** Dataset records **

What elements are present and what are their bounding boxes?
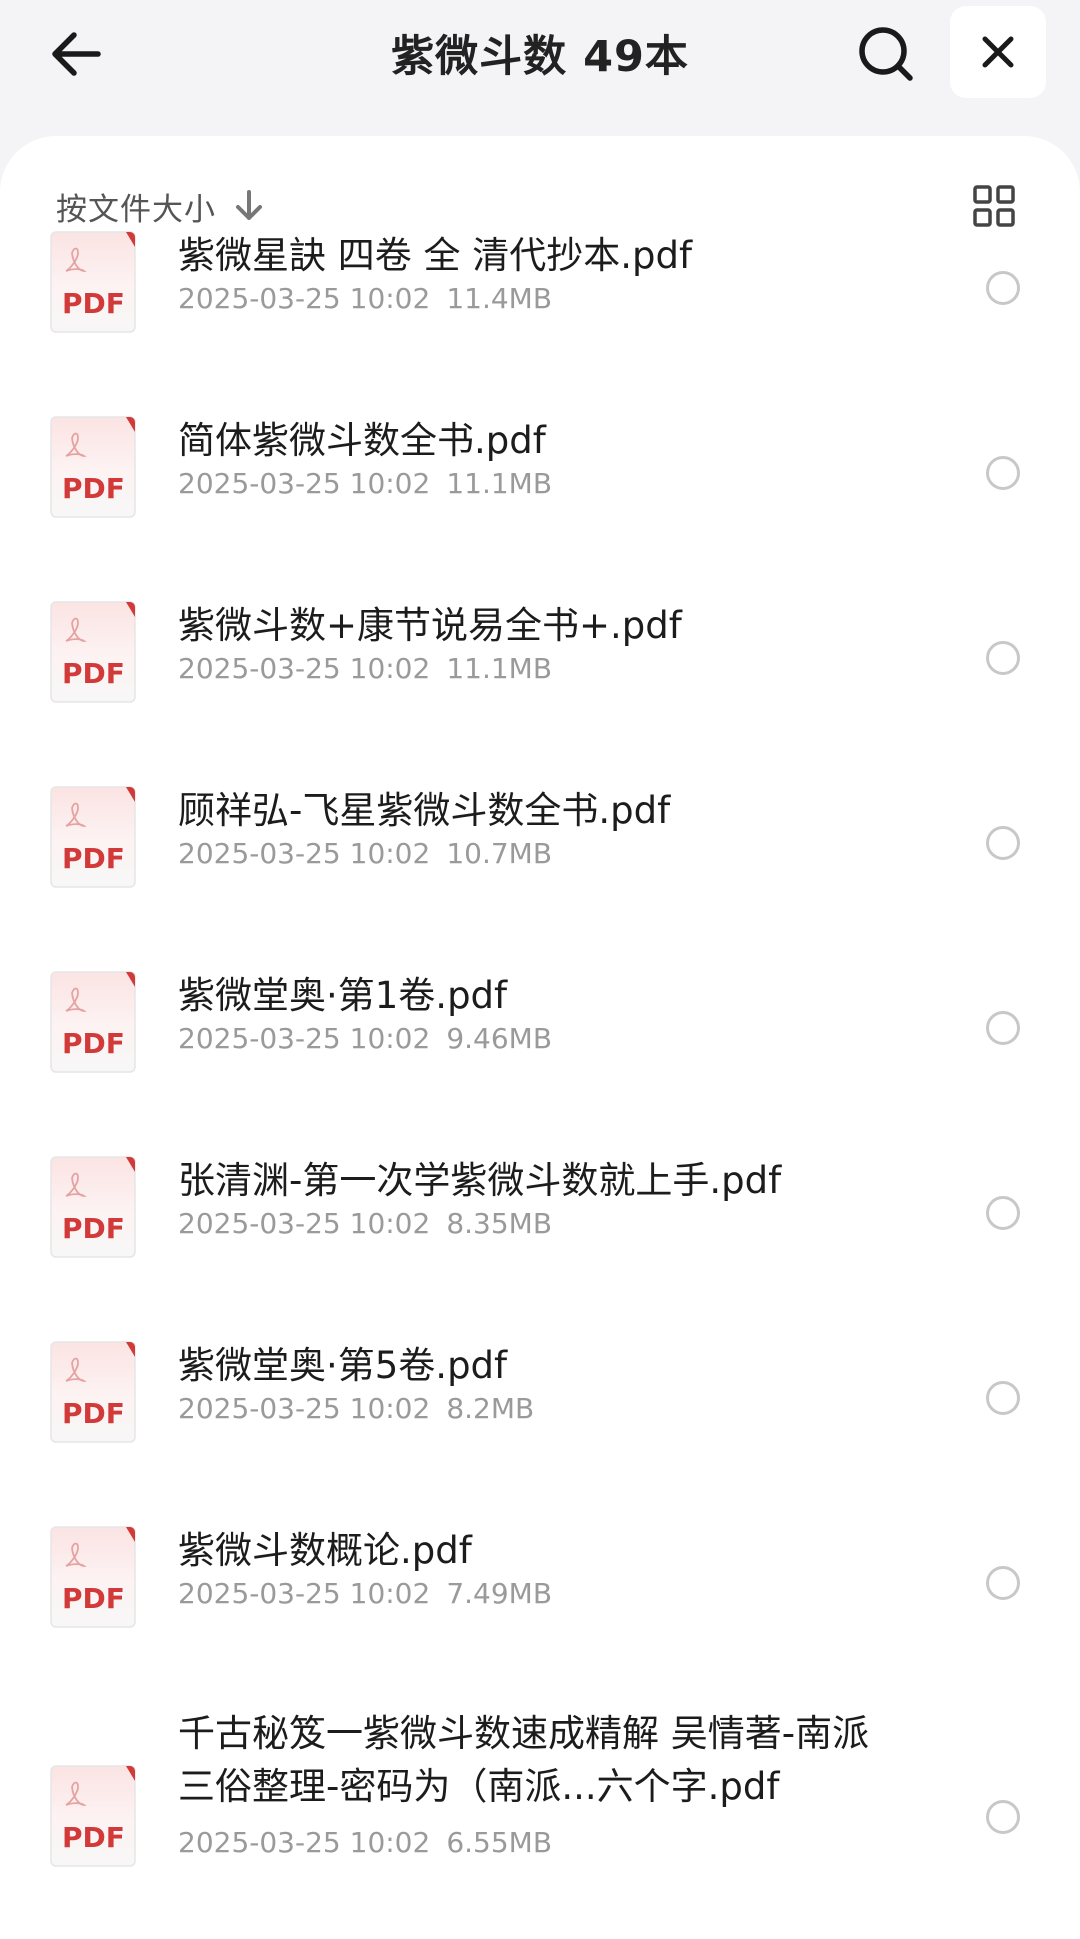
file-list-item[interactable]: PDF 紫微堂奥·第5卷.pdf 2025-03-25 10:02 8.2MB — [0, 1341, 1080, 1511]
close-icon — [982, 36, 1014, 68]
file-name: 顾祥弘-飞星紫微斗数全书.pdf — [178, 789, 671, 832]
select-checkbox[interactable] — [986, 1196, 1020, 1230]
search-button[interactable] — [846, 14, 926, 94]
file-meta: 2025-03-25 10:02 8.2MB — [178, 1391, 534, 1427]
pdf-file-icon: PDF — [50, 786, 136, 888]
file-name: 紫微堂奥·第1卷.pdf — [178, 974, 508, 1017]
file-date: 2025-03-25 10:02 — [178, 1022, 431, 1055]
file-list-item[interactable]: PDF 紫微堂奥·第1卷.pdf 2025-03-25 10:02 9.46MB — [0, 971, 1080, 1141]
sort-label: 按文件大小 — [56, 191, 216, 228]
file-date: 2025-03-25 10:02 — [178, 1207, 431, 1240]
file-name: 简体紫微斗数全书.pdf — [178, 419, 546, 462]
file-list-item[interactable]: PDF 简体紫微斗数全书.pdf 2025-03-25 10:02 11.1MB — [0, 416, 1080, 586]
file-list-panel: 按文件大小 PDF 紫微星訣 四卷 全 清代抄本.pdf 2025-03-25 1… — [0, 136, 1080, 1939]
file-name: 紫微堂奥·第5卷.pdf — [178, 1344, 508, 1387]
file-meta: 2025-03-25 10:02 11.4MB — [178, 281, 552, 317]
select-checkbox[interactable] — [986, 456, 1020, 490]
pdf-file-icon: PDF — [50, 416, 136, 518]
search-icon — [859, 27, 913, 81]
file-name: 紫微斗数+康节说易全书+.pdf — [178, 604, 682, 647]
file-list-item[interactable]: PDF 顾祥弘-飞星紫微斗数全书.pdf 2025-03-25 10:02 10.7… — [0, 786, 1080, 956]
file-list-item[interactable]: PDF 紫微斗数概论.pdf 2025-03-25 10:02 7.49MB — [0, 1526, 1080, 1696]
pdf-badge-label: PDF — [62, 657, 125, 690]
file-date: 2025-03-25 10:02 — [178, 1392, 431, 1425]
pdf-badge-label: PDF — [62, 1027, 125, 1060]
file-name: 千古秘笈一紫微斗数速成精解 吴情著-南派三俗整理-密码为（南派...六个字.pd… — [178, 1712, 870, 1808]
file-meta: 2025-03-25 10:02 7.49MB — [178, 1576, 552, 1612]
pdf-file-icon: PDF — [50, 601, 136, 703]
file-list-item[interactable]: PDF 紫微斗数+康节说易全书+.pdf 2025-03-25 10:02 11.1… — [0, 601, 1080, 771]
file-size: 6.55MB — [446, 1826, 553, 1859]
arrow-down-icon — [234, 189, 264, 223]
pdf-file-icon: PDF — [50, 1156, 136, 1258]
file-meta: 2025-03-25 10:02 9.46MB — [178, 1021, 552, 1057]
pdf-file-icon: PDF — [50, 971, 136, 1073]
file-meta: 2025-03-25 10:02 6.55MB — [178, 1825, 552, 1861]
pdf-file-icon: PDF — [50, 1765, 136, 1867]
file-name: 紫微星訣 四卷 全 清代抄本.pdf — [178, 234, 693, 277]
sort-by-size-button[interactable]: 按文件大小 — [56, 176, 264, 236]
pdf-badge-label: PDF — [62, 1212, 125, 1245]
file-size: 11.1MB — [446, 467, 553, 500]
select-checkbox[interactable] — [986, 1566, 1020, 1600]
select-checkbox[interactable] — [986, 271, 1020, 305]
pdf-file-icon: PDF — [50, 1526, 136, 1628]
file-list-item[interactable]: PDF 张清渊-第一次学紫微斗数就上手.pdf 2025-03-25 10:02 8… — [0, 1156, 1080, 1326]
file-size: 7.49MB — [446, 1577, 553, 1610]
pdf-file-icon: PDF — [50, 1341, 136, 1443]
file-size: 9.46MB — [446, 1022, 553, 1055]
file-date: 2025-03-25 10:02 — [178, 467, 431, 500]
close-button[interactable] — [950, 6, 1046, 98]
file-meta: 2025-03-25 10:02 10.7MB — [178, 836, 552, 872]
pdf-badge-label: PDF — [62, 842, 125, 875]
select-checkbox[interactable] — [986, 1011, 1020, 1045]
file-size: 8.35MB — [446, 1207, 553, 1240]
file-size: 11.4MB — [446, 282, 553, 315]
file-size: 8.2MB — [446, 1392, 535, 1425]
file-size: 11.1MB — [446, 652, 553, 685]
file-size: 10.7MB — [446, 837, 553, 870]
grid-view-button[interactable] — [962, 174, 1026, 238]
grid-view-icon — [973, 185, 1015, 227]
file-meta: 2025-03-25 10:02 8.35MB — [178, 1206, 552, 1242]
pdf-file-icon: PDF — [50, 231, 136, 333]
top-bar: 紫微斗数 49本 — [0, 0, 1080, 136]
file-date: 2025-03-25 10:02 — [178, 282, 431, 315]
file-name: 张清渊-第一次学紫微斗数就上手.pdf — [178, 1159, 782, 1202]
pdf-badge-label: PDF — [62, 287, 125, 320]
pdf-badge-label: PDF — [62, 1582, 125, 1615]
select-checkbox[interactable] — [986, 641, 1020, 675]
pdf-badge-label: PDF — [62, 472, 125, 505]
file-name: 紫微斗数概论.pdf — [178, 1529, 472, 1572]
back-button[interactable] — [40, 18, 112, 90]
arrow-left-icon — [52, 32, 101, 76]
file-list-item[interactable]: PDF 千古秘笈一紫微斗数速成精解 吴情著-南派三俗整理-密码为（南派...六个… — [0, 1711, 1080, 1881]
file-list-item[interactable]: PDF 紫微星訣 四卷 全 清代抄本.pdf 2025-03-25 10:02 11… — [0, 231, 1080, 401]
pdf-badge-label: PDF — [62, 1821, 125, 1854]
file-date: 2025-03-25 10:02 — [178, 652, 431, 685]
file-date: 2025-03-25 10:02 — [178, 1577, 431, 1610]
pdf-badge-label: PDF — [62, 1397, 125, 1430]
file-meta: 2025-03-25 10:02 11.1MB — [178, 466, 552, 502]
file-date: 2025-03-25 10:02 — [178, 837, 431, 870]
select-checkbox[interactable] — [986, 826, 1020, 860]
select-checkbox[interactable] — [986, 1800, 1020, 1834]
file-date: 2025-03-25 10:02 — [178, 1826, 431, 1859]
select-checkbox[interactable] — [986, 1381, 1020, 1415]
file-meta: 2025-03-25 10:02 11.1MB — [178, 651, 552, 687]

** What the exercise asks **
Reproduce the material with every "select-checkbox" switched to "selection-checkbox" and nothing else altered. Leave out the pictures.

** Solution for this exercise **
What elements are present and what are their bounding boxes?
file-list-item[interactable]: PDF 紫微堂奥·第5卷.pdf 2025-03-25 10:02 8.2MB — [0, 1341, 1080, 1511]
close-icon — [982, 36, 1014, 68]
file-name: 顾祥弘-飞星紫微斗数全书.pdf — [178, 789, 671, 832]
selection-checkbox[interactable] — [986, 1196, 1020, 1230]
search-button[interactable] — [846, 14, 926, 94]
file-meta: 2025-03-25 10:02 8.2MB — [178, 1391, 534, 1427]
pdf-file-icon: PDF — [50, 786, 136, 888]
file-name: 紫微堂奥·第1卷.pdf — [178, 974, 508, 1017]
file-date: 2025-03-25 10:02 — [178, 1022, 431, 1055]
file-list-item[interactable]: PDF 紫微堂奥·第1卷.pdf 2025-03-25 10:02 9.46MB — [0, 971, 1080, 1141]
sort-label: 按文件大小 — [56, 191, 216, 228]
file-date: 2025-03-25 10:02 — [178, 1207, 431, 1240]
file-name: 简体紫微斗数全书.pdf — [178, 419, 546, 462]
file-list-item[interactable]: PDF 简体紫微斗数全书.pdf 2025-03-25 10:02 11.1MB — [0, 416, 1080, 586]
file-list-panel: 按文件大小 PDF 紫微星訣 四卷 全 清代抄本.pdf 2025-03-25 1… — [0, 136, 1080, 1939]
file-name: 紫微堂奥·第5卷.pdf — [178, 1344, 508, 1387]
file-meta: 2025-03-25 10:02 11.4MB — [178, 281, 552, 317]
selection-checkbox[interactable] — [986, 456, 1020, 490]
pdf-file-icon: PDF — [50, 416, 136, 518]
search-icon — [859, 27, 913, 81]
file-name: 紫微斗数+康节说易全书+.pdf — [178, 604, 682, 647]
file-list-item[interactable]: PDF 顾祥弘-飞星紫微斗数全书.pdf 2025-03-25 10:02 10.7… — [0, 786, 1080, 956]
file-list-item[interactable]: PDF 紫微斗数概论.pdf 2025-03-25 10:02 7.49MB — [0, 1526, 1080, 1696]
pdf-badge-label: PDF — [62, 657, 125, 690]
file-date: 2025-03-25 10:02 — [178, 1392, 431, 1425]
pdf-badge-label: PDF — [62, 1027, 125, 1060]
file-name: 千古秘笈一紫微斗数速成精解 吴情著-南派三俗整理-密码为（南派...六个字.pd… — [178, 1712, 870, 1808]
file-meta: 2025-03-25 10:02 7.49MB — [178, 1576, 552, 1612]
pdf-file-icon: PDF — [50, 601, 136, 703]
file-list-item[interactable]: PDF 紫微斗数+康节说易全书+.pdf 2025-03-25 10:02 11.1… — [0, 601, 1080, 771]
file-size: 6.55MB — [446, 1826, 553, 1859]
arrow-down-icon — [234, 189, 264, 223]
pdf-file-icon: PDF — [50, 1156, 136, 1258]
file-meta: 2025-03-25 10:02 9.46MB — [178, 1021, 552, 1057]
pdf-file-icon: PDF — [50, 971, 136, 1073]
file-meta: 2025-03-25 10:02 6.55MB — [178, 1825, 552, 1861]
pdf-file-icon: PDF — [50, 1765, 136, 1867]
file-name: 紫微星訣 四卷 全 清代抄本.pdf — [178, 234, 693, 277]
sort-by-size-button[interactable]: 按文件大小 — [56, 176, 264, 236]
pdf-badge-label: PDF — [62, 1212, 125, 1245]
file-size: 11.1MB — [446, 467, 553, 500]
selection-checkbox[interactable] — [986, 1566, 1020, 1600]
selection-checkbox[interactable] — [986, 271, 1020, 305]
pdf-file-icon: PDF — [50, 1526, 136, 1628]
file-list-item[interactable]: PDF 张清渊-第一次学紫微斗数就上手.pdf 2025-03-25 10:02 8… — [0, 1156, 1080, 1326]
file-size: 7.49MB — [446, 1577, 553, 1610]
pdf-file-icon: PDF — [50, 1341, 136, 1443]
file-size: 9.46MB — [446, 1022, 553, 1055]
file-date: 2025-03-25 10:02 — [178, 467, 431, 500]
close-button[interactable] — [950, 6, 1046, 98]
file-meta: 2025-03-25 10:02 10.7MB — [178, 836, 552, 872]
pdf-badge-label: PDF — [62, 842, 125, 875]
selection-checkbox[interactable] — [986, 1011, 1020, 1045]
file-size: 8.35MB — [446, 1207, 553, 1240]
file-size: 11.4MB — [446, 282, 553, 315]
file-size: 8.2MB — [446, 1392, 535, 1425]
file-size: 11.1MB — [446, 652, 553, 685]
file-size: 10.7MB — [446, 837, 553, 870]
grid-view-button[interactable] — [962, 174, 1026, 238]
grid-view-icon — [973, 185, 1015, 227]
file-meta: 2025-03-25 10:02 8.35MB — [178, 1206, 552, 1242]
pdf-file-icon: PDF — [50, 231, 136, 333]
top-bar: 紫微斗数 49本 — [0, 0, 1080, 136]
file-date: 2025-03-25 10:02 — [178, 282, 431, 315]
file-name: 张清渊-第一次学紫微斗数就上手.pdf — [178, 1159, 782, 1202]
pdf-badge-label: PDF — [62, 287, 125, 320]
pdf-badge-label: PDF — [62, 1582, 125, 1615]
selection-checkbox[interactable] — [986, 641, 1020, 675]
pdf-badge-label: PDF — [62, 472, 125, 505]
file-name: 紫微斗数概论.pdf — [178, 1529, 472, 1572]
back-button[interactable] — [40, 18, 112, 90]
arrow-left-icon — [52, 32, 101, 76]
file-list-item[interactable]: PDF 千古秘笈一紫微斗数速成精解 吴情著-南派三俗整理-密码为（南派...六个… — [0, 1711, 1080, 1881]
file-list-item[interactable]: PDF 紫微星訣 四卷 全 清代抄本.pdf 2025-03-25 10:02 11… — [0, 231, 1080, 401]
pdf-badge-label: PDF — [62, 1821, 125, 1854]
file-date: 2025-03-25 10:02 — [178, 652, 431, 685]
file-date: 2025-03-25 10:02 — [178, 1577, 431, 1610]
pdf-badge-label: PDF — [62, 1397, 125, 1430]
file-meta: 2025-03-25 10:02 11.1MB — [178, 466, 552, 502]
file-date: 2025-03-25 10:02 — [178, 837, 431, 870]
selection-checkbox[interactable] — [986, 826, 1020, 860]
selection-checkbox[interactable] — [986, 1800, 1020, 1834]
file-date: 2025-03-25 10:02 — [178, 1826, 431, 1859]
selection-checkbox[interactable] — [986, 1381, 1020, 1415]
file-meta: 2025-03-25 10:02 11.1MB — [178, 651, 552, 687]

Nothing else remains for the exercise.